── DATA ENTRIES

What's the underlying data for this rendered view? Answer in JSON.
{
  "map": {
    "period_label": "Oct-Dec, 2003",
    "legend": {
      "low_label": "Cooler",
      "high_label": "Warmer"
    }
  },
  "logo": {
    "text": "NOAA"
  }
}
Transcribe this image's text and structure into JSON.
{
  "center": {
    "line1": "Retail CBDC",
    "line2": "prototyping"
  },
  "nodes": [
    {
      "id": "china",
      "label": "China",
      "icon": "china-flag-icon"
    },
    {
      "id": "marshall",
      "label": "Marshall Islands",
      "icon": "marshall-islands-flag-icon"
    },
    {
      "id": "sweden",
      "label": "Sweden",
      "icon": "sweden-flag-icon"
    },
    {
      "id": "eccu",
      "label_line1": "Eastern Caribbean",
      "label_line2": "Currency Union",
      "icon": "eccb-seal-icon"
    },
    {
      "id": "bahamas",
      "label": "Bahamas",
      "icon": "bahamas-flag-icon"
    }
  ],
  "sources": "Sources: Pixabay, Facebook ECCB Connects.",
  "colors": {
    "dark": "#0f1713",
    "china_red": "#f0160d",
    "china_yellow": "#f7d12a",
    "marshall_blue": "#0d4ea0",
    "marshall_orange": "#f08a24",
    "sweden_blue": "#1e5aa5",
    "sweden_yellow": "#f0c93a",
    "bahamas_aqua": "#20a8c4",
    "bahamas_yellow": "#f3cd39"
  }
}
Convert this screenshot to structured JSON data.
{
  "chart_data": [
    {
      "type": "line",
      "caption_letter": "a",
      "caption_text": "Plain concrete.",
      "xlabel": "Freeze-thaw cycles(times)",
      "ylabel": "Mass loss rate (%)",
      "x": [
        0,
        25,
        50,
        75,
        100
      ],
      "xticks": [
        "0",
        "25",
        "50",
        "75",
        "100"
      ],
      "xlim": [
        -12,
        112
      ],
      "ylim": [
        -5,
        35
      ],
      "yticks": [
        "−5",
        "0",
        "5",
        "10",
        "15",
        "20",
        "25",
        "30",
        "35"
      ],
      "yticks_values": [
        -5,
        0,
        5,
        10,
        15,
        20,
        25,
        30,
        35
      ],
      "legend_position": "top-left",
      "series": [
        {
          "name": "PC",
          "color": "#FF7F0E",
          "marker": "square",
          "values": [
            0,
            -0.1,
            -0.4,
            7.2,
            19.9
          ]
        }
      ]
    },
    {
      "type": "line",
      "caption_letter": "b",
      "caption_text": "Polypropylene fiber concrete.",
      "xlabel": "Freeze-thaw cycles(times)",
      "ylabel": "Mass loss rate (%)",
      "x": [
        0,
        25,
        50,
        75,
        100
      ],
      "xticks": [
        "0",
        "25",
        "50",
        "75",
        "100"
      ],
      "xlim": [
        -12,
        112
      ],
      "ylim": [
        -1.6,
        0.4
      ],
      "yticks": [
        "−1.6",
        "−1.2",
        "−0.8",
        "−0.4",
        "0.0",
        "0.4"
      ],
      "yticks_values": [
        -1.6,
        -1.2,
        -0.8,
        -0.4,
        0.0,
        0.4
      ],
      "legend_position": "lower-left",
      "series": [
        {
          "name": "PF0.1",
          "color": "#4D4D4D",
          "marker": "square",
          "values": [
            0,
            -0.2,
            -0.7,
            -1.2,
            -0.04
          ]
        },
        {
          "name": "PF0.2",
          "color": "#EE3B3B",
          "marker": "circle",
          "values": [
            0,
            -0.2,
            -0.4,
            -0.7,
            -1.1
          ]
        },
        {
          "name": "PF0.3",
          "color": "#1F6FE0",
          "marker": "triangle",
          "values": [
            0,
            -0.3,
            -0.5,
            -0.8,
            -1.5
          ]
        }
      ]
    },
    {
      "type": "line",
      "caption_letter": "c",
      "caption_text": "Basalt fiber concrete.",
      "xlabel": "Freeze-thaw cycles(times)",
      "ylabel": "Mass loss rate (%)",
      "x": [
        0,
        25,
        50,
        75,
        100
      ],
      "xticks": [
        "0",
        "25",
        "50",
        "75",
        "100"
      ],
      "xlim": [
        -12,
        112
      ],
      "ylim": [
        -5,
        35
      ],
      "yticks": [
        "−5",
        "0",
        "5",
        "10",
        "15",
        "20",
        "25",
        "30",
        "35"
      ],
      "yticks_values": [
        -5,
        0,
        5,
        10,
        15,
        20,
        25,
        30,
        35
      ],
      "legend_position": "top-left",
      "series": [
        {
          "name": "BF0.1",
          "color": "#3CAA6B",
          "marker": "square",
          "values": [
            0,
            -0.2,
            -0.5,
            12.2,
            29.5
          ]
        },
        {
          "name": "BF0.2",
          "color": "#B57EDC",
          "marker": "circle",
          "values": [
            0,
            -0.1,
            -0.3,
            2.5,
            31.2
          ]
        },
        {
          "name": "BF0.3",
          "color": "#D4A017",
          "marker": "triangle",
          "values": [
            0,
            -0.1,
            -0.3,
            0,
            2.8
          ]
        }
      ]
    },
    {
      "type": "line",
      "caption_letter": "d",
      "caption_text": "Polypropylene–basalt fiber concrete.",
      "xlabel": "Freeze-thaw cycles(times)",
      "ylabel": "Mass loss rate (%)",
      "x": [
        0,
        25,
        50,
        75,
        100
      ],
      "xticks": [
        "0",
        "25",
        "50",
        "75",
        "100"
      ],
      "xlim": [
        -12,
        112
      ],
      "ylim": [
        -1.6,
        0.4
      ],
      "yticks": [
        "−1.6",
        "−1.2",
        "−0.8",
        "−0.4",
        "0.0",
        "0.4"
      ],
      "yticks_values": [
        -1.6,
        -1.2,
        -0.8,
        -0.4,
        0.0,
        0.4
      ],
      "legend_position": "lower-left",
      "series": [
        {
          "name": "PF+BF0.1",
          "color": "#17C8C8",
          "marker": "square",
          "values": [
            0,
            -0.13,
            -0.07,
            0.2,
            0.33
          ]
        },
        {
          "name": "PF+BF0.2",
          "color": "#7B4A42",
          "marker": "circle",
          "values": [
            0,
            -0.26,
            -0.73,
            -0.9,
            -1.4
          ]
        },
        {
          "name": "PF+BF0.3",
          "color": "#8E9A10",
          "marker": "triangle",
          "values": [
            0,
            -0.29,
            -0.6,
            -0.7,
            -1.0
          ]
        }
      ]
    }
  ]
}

────

• [PROBLEM TO WORK ON]: Every entry should be printed again exactly as written.

• [EXERCISE ANSWER]:
What's the underlying data for this rendered view? Answer in JSON.
{
  "map": {
    "period_label": "Oct-Dec, 2003",
    "legend": {
      "low_label": "Cooler",
      "high_label": "Warmer"
    }
  },
  "logo": {
    "text": "NOAA"
  }
}
Transcribe this image's text and structure into JSON.
{
  "center": {
    "line1": "Retail CBDC",
    "line2": "prototyping"
  },
  "nodes": [
    {
      "id": "china",
      "label": "China",
      "icon": "china-flag-icon"
    },
    {
      "id": "marshall",
      "label": "Marshall Islands",
      "icon": "marshall-islands-flag-icon"
    },
    {
      "id": "sweden",
      "label": "Sweden",
      "icon": "sweden-flag-icon"
    },
    {
      "id": "eccu",
      "label_line1": "Eastern Caribbean",
      "label_line2": "Currency Union",
      "icon": "eccb-seal-icon"
    },
    {
      "id": "bahamas",
      "label": "Bahamas",
      "icon": "bahamas-flag-icon"
    }
  ],
  "sources": "Sources: Pixabay, Facebook ECCB Connects.",
  "colors": {
    "dark": "#0f1713",
    "china_red": "#f0160d",
    "china_yellow": "#f7d12a",
    "marshall_blue": "#0d4ea0",
    "marshall_orange": "#f08a24",
    "sweden_blue": "#1e5aa5",
    "sweden_yellow": "#f0c93a",
    "bahamas_aqua": "#20a8c4",
    "bahamas_yellow": "#f3cd39"
  }
}
Convert this screenshot to structured JSON data.
{
  "chart_data": [
    {
      "type": "line",
      "caption_letter": "a",
      "caption_text": "Plain concrete.",
      "xlabel": "Freeze-thaw cycles(times)",
      "ylabel": "Mass loss rate (%)",
      "x": [
        0,
        25,
        50,
        75,
        100
      ],
      "xticks": [
        "0",
        "25",
        "50",
        "75",
        "100"
      ],
      "xlim": [
        -12,
        112
      ],
      "ylim": [
        -5,
        35
      ],
      "yticks": [
        "−5",
        "0",
        "5",
        "10",
        "15",
        "20",
        "25",
        "30",
        "35"
      ],
      "yticks_values": [
        -5,
        0,
        5,
        10,
        15,
        20,
        25,
        30,
        35
      ],
      "legend_position": "top-left",
      "series": [
        {
          "name": "PC",
          "color": "#FF7F0E",
          "marker": "square",
          "values": [
            0,
            -0.1,
            -0.4,
            7.2,
            19.9
          ]
        }
      ]
    },
    {
      "type": "line",
      "caption_letter": "b",
      "caption_text": "Polypropylene fiber concrete.",
      "xlabel": "Freeze-thaw cycles(times)",
      "ylabel": "Mass loss rate (%)",
      "x": [
        0,
        25,
        50,
        75,
        100
      ],
      "xticks": [
        "0",
        "25",
        "50",
        "75",
        "100"
      ],
      "xlim": [
        -12,
        112
      ],
      "ylim": [
        -1.6,
        0.4
      ],
      "yticks": [
        "−1.6",
        "−1.2",
        "−0.8",
        "−0.4",
        "0.0",
        "0.4"
      ],
      "yticks_values": [
        -1.6,
        -1.2,
        -0.8,
        -0.4,
        0.0,
        0.4
      ],
      "legend_position": "lower-left",
      "series": [
        {
          "name": "PF0.1",
          "color": "#4D4D4D",
          "marker": "square",
          "values": [
            0,
            -0.2,
            -0.7,
            -1.2,
            -0.04
          ]
        },
        {
          "name": "PF0.2",
          "color": "#EE3B3B",
          "marker": "circle",
          "values": [
            0,
            -0.2,
            -0.4,
            -0.7,
            -1.1
          ]
        },
        {
          "name": "PF0.3",
          "color": "#1F6FE0",
          "marker": "triangle",
          "values": [
            0,
            -0.3,
            -0.5,
            -0.8,
            -1.5
          ]
        }
      ]
    },
    {
      "type": "line",
      "caption_letter": "c",
      "caption_text": "Basalt fiber concrete.",
      "xlabel": "Freeze-thaw cycles(times)",
      "ylabel": "Mass loss rate (%)",
      "x": [
        0,
        25,
        50,
        75,
        100
      ],
      "xticks": [
        "0",
        "25",
        "50",
        "75",
        "100"
      ],
      "xlim": [
        -12,
        112
      ],
      "ylim": [
        -5,
        35
      ],
      "yticks": [
        "−5",
        "0",
        "5",
        "10",
        "15",
        "20",
        "25",
        "30",
        "35"
      ],
      "yticks_values": [
        -5,
        0,
        5,
        10,
        15,
        20,
        25,
        30,
        35
      ],
      "legend_position": "top-left",
      "series": [
        {
          "name": "BF0.1",
          "color": "#3CAA6B",
          "marker": "square",
          "values": [
            0,
            -0.2,
            -0.5,
            12.2,
            29.5
          ]
        },
        {
          "name": "BF0.2",
          "color": "#B57EDC",
          "marker": "circle",
          "values": [
            0,
            -0.1,
            -0.3,
            2.5,
            31.2
          ]
        },
        {
          "name": "BF0.3",
          "color": "#D4A017",
          "marker": "triangle",
          "values": [
            0,
            -0.1,
            -0.3,
            0,
            2.8
          ]
        }
      ]
    },
    {
      "type": "line",
      "caption_letter": "d",
      "caption_text": "Polypropylene–basalt fiber concrete.",
      "xlabel": "Freeze-thaw cycles(times)",
      "ylabel": "Mass loss rate (%)",
      "x": [
        0,
        25,
        50,
        75,
        100
      ],
      "xticks": [
        "0",
        "25",
        "50",
        "75",
        "100"
      ],
      "xlim": [
        -12,
        112
      ],
      "ylim": [
        -1.6,
        0.4
      ],
      "yticks": [
        "−1.6",
        "−1.2",
        "−0.8",
        "−0.4",
        "0.0",
        "0.4"
      ],
      "yticks_values": [
        -1.6,
        -1.2,
        -0.8,
        -0.4,
        0.0,
        0.4
      ],
      "legend_position": "lower-left",
      "series": [
        {
          "name": "PF+BF0.1",
          "color": "#17C8C8",
          "marker": "square",
          "values": [
            0,
            -0.13,
            -0.07,
            0.2,
            0.33
          ]
        },
        {
          "name": "PF+BF0.2",
          "color": "#7B4A42",
          "marker": "circle",
          "values": [
            0,
            -0.26,
            -0.73,
            -0.9,
            -1.4
          ]
        },
        {
          "name": "PF+BF0.3",
          "color": "#8E9A10",
          "marker": "triangle",
          "values": [
            0,
            -0.29,
            -0.6,
            -0.7,
            -1.0
          ]
        }
      ]
    }
  ]
}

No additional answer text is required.